▶ **Written problem**: Copy each line below in which the string "panel" occurs.

▶ **Record excerpts**:
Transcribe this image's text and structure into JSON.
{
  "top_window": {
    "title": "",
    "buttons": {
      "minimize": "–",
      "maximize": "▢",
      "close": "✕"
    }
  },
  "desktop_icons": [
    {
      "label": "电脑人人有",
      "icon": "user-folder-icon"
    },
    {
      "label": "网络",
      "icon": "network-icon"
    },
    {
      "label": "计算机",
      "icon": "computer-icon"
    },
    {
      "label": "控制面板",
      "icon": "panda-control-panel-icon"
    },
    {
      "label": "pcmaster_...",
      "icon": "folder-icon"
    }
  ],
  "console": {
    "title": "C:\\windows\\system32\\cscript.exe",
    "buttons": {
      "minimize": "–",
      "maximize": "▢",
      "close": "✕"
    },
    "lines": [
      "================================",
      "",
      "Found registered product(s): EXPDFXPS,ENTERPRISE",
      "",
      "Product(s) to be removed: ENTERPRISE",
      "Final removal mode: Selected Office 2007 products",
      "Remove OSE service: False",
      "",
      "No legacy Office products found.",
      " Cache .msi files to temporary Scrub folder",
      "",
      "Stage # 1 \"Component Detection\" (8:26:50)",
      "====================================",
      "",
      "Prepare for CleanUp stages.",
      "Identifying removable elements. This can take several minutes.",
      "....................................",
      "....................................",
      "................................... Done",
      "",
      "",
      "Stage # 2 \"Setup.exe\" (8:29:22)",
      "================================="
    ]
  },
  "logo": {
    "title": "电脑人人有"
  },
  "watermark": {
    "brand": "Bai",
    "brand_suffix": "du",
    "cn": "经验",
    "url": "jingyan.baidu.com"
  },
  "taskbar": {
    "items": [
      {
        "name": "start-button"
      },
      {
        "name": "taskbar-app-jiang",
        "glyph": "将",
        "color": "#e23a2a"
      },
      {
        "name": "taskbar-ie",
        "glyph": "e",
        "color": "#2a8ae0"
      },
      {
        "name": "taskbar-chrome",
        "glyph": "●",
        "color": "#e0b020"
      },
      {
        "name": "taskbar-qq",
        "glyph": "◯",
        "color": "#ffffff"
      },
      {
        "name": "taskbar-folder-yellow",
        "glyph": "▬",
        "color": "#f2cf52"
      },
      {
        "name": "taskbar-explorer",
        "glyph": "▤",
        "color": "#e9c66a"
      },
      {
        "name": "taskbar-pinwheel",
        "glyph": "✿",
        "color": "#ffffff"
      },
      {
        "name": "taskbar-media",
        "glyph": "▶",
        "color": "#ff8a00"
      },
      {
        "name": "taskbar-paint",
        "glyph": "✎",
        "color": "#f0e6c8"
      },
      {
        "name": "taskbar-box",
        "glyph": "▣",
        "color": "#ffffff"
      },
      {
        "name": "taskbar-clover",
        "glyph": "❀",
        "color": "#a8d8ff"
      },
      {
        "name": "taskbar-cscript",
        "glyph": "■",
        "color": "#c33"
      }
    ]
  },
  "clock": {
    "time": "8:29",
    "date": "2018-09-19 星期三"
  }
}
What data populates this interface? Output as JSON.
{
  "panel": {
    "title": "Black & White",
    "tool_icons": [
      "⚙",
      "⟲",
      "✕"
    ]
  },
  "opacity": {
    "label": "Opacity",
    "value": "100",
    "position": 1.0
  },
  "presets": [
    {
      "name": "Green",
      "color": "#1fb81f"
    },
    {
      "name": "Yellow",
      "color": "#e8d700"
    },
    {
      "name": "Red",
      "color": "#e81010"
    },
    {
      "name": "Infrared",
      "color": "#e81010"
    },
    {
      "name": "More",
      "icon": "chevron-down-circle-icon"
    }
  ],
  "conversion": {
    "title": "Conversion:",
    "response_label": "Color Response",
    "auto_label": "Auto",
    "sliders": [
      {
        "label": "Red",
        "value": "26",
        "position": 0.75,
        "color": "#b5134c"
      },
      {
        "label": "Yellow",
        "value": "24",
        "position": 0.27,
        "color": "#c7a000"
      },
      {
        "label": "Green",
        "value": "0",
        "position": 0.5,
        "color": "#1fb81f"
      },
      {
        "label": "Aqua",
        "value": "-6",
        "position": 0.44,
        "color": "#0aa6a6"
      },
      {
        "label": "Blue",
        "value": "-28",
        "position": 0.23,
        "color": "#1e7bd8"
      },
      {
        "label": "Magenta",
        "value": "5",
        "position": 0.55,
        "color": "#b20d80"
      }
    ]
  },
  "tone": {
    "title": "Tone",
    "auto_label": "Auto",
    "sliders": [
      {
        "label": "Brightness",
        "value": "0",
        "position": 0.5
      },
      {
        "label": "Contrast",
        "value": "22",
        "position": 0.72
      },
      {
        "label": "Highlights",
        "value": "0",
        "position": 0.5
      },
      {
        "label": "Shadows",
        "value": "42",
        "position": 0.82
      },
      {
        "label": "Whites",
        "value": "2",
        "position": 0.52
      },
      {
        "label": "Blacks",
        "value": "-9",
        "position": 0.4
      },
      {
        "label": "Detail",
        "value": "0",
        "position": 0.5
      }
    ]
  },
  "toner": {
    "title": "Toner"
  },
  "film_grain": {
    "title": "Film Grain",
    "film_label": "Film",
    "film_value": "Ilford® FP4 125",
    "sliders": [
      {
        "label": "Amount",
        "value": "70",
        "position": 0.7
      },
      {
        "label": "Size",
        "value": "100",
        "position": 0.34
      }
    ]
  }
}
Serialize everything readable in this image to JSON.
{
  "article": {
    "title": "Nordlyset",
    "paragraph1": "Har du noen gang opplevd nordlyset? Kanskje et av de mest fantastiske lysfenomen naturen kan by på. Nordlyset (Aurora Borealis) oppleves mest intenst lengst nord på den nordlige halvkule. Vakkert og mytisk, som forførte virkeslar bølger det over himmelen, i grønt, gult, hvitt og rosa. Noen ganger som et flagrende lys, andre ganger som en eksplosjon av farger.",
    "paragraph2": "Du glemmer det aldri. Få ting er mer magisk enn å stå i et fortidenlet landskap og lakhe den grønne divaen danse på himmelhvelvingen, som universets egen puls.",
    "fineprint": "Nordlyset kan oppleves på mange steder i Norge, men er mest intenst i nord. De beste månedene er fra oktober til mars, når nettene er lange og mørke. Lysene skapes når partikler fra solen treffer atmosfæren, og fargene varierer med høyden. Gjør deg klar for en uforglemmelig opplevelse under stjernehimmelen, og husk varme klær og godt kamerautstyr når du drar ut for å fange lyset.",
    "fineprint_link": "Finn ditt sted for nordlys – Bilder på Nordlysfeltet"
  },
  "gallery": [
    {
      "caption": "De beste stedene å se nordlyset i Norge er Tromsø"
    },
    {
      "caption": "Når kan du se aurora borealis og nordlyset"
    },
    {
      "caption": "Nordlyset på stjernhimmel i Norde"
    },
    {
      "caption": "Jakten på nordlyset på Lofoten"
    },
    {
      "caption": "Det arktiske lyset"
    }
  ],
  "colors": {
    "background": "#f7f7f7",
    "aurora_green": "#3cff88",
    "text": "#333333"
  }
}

▶ **Response**:
      "icon": "panda-control-panel-icon"
  "panel": {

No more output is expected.